● **SET PROBLEM**: Collect every line of the items below that contains the string "paste" and copy each of those lines in full.

● **DATASET RECORDS**:
Start

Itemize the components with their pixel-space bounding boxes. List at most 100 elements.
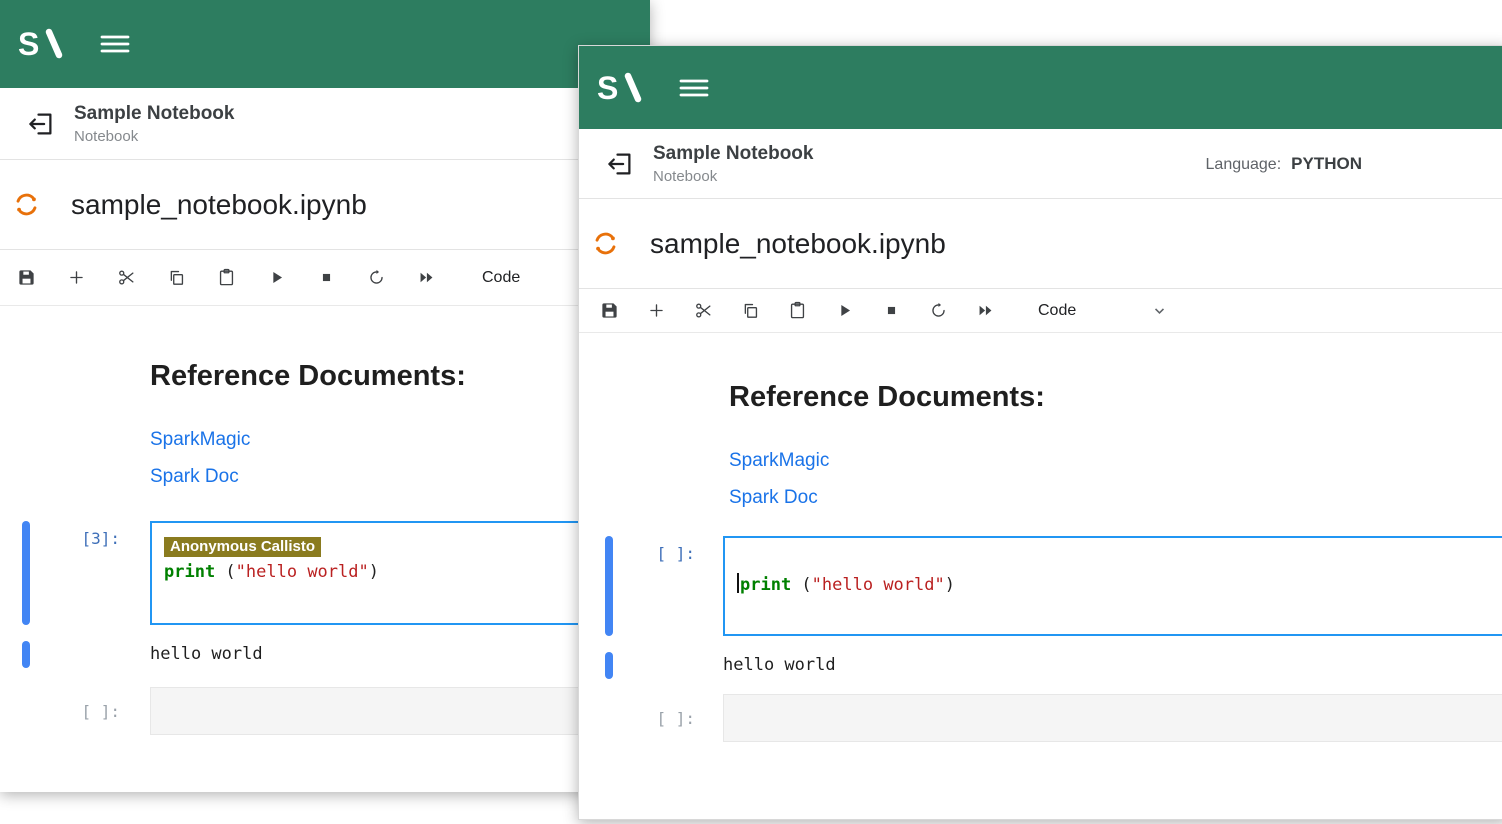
markdown-heading: Reference Documents: xyxy=(150,360,650,393)
page-subtitle: Notebook xyxy=(653,168,813,185)
code-string: "hello world" xyxy=(236,562,369,582)
spark-doc-link[interactable]: Spark Doc xyxy=(150,463,650,491)
output-row: hello world xyxy=(579,652,1502,680)
collaborator-name-flag: Anonymous Callisto xyxy=(164,537,321,557)
paste-icon xyxy=(217,268,236,287)
code-cell[interactable]: print ("hello world") xyxy=(723,536,1502,636)
output-selection-bar[interactable] xyxy=(22,641,30,668)
cell-output: hello world xyxy=(723,652,836,680)
save-icon xyxy=(600,301,619,320)
code-paren: ( xyxy=(791,575,811,595)
code-paren: ( xyxy=(215,562,235,582)
notebook-window-background: S Sample Notebook Notebook xyxy=(0,0,650,792)
logo-letter: S xyxy=(18,26,39,62)
empty-cell-prompt: [ ]: xyxy=(613,709,723,728)
blank-code-line xyxy=(737,548,1493,572)
back-button[interactable] xyxy=(26,109,56,139)
cell-type-select[interactable]: Code xyxy=(482,269,520,287)
copy-cell-button[interactable] xyxy=(166,268,186,288)
logo-letter: S xyxy=(597,70,618,106)
empty-code-cell[interactable] xyxy=(723,694,1502,742)
plus-icon xyxy=(647,301,666,320)
cell-type-dropdown[interactable] xyxy=(1149,301,1169,321)
chevron-down-icon xyxy=(1150,301,1169,320)
cell-output: hello world xyxy=(150,641,263,669)
run-cell-button[interactable] xyxy=(834,301,854,321)
cell-selection-bar[interactable] xyxy=(605,536,613,636)
play-icon xyxy=(835,301,854,320)
stop-button[interactable] xyxy=(881,301,901,321)
notebook-window-foreground: S Sample Notebook Notebook Language: PYT… xyxy=(578,45,1502,820)
code-paren-close: ) xyxy=(945,575,955,595)
notebook-titlebar: Sample Notebook Notebook xyxy=(0,88,650,160)
run-all-button[interactable] xyxy=(975,301,995,321)
stop-icon xyxy=(882,301,901,320)
output-prompt xyxy=(30,641,150,669)
fast-forward-icon xyxy=(417,268,436,287)
page-title: Sample Notebook xyxy=(653,143,813,165)
run-all-button[interactable] xyxy=(416,268,436,288)
code-cell[interactable]: Anonymous Callisto print ("hello world") xyxy=(150,521,620,625)
scissors-icon xyxy=(694,301,713,320)
menu-button[interactable] xyxy=(98,30,132,58)
notebook-filename: sample_notebook.ipynb xyxy=(71,189,367,221)
add-cell-button[interactable] xyxy=(646,301,666,321)
language-indicator: Language: PYTHON xyxy=(1206,154,1362,174)
copy-cell-button[interactable] xyxy=(740,301,760,321)
code-keyword: print xyxy=(164,562,215,582)
spark-doc-link[interactable]: Spark Doc xyxy=(729,484,1502,512)
copy-icon xyxy=(741,301,760,320)
sparkmagic-link[interactable]: SparkMagic xyxy=(729,447,1502,475)
restart-kernel-button[interactable] xyxy=(928,301,948,321)
hamburger-icon xyxy=(98,30,132,58)
app-logo: S xyxy=(16,25,68,63)
save-button[interactable] xyxy=(599,301,619,321)
notebook-filebar: sample_notebook.ipynb xyxy=(0,160,650,250)
empty-code-cell[interactable] xyxy=(150,687,620,735)
empty-cell-row: [ ]: xyxy=(0,687,650,735)
restart-kernel-button[interactable] xyxy=(366,268,386,288)
language-value: PYTHON xyxy=(1291,154,1362,174)
add-cell-button[interactable] xyxy=(66,268,86,288)
app-header: S xyxy=(0,0,650,88)
fast-forward-icon xyxy=(976,301,995,320)
page-subtitle: Notebook xyxy=(74,128,234,145)
save-button[interactable] xyxy=(16,268,36,288)
logo-slash xyxy=(49,32,59,55)
copy-icon xyxy=(167,268,186,287)
notebook-file-icon xyxy=(13,191,40,218)
paste-cell-button[interactable] xyxy=(216,268,236,288)
run-cell-button[interactable] xyxy=(266,268,286,288)
scissors-icon xyxy=(117,268,136,287)
save-icon xyxy=(17,268,36,287)
logo-slash xyxy=(628,76,638,99)
stop-icon xyxy=(317,268,336,287)
code-paren-close: ) xyxy=(369,562,379,582)
markdown-heading: Reference Documents: xyxy=(729,381,1502,414)
page-title: Sample Notebook xyxy=(74,103,234,125)
restart-icon xyxy=(929,301,948,320)
paste-icon xyxy=(788,301,807,320)
hamburger-icon xyxy=(677,74,711,102)
code-line: print ("hello world") xyxy=(737,572,1493,598)
cut-cell-button[interactable] xyxy=(693,301,713,321)
back-button[interactable] xyxy=(605,149,635,179)
sparkmagic-link[interactable]: SparkMagic xyxy=(150,426,650,454)
output-row: hello world xyxy=(0,641,650,669)
exit-left-arrow-icon xyxy=(26,109,56,139)
plus-icon xyxy=(67,268,86,287)
notebook-filebar: sample_notebook.ipynb xyxy=(579,199,1502,289)
cell-prompt: [ ]: xyxy=(613,536,723,636)
cell-type-select[interactable]: Code xyxy=(1038,302,1076,320)
stop-button[interactable] xyxy=(316,268,336,288)
notebook-document: Reference Documents: SparkMagic Spark Do… xyxy=(0,360,650,735)
cell-selection-bar[interactable] xyxy=(22,521,30,625)
notebook-filename: sample_notebook.ipynb xyxy=(650,228,946,260)
output-selection-bar[interactable] xyxy=(605,652,613,679)
empty-cell-row: [ ]: xyxy=(579,694,1502,742)
cut-cell-button[interactable] xyxy=(116,268,136,288)
notebook-file-icon xyxy=(592,230,619,257)
menu-button[interactable] xyxy=(677,74,711,102)
paste-cell-button[interactable] xyxy=(787,301,807,321)
code-line: print ("hello world") xyxy=(164,559,606,585)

End

● **RESPONSE**:
paste-icon xyxy=(217,268,236,287)
paste-cell-button[interactable] xyxy=(216,268,236,288)
paste-icon xyxy=(788,301,807,320)
paste-cell-button[interactable] xyxy=(787,301,807,321)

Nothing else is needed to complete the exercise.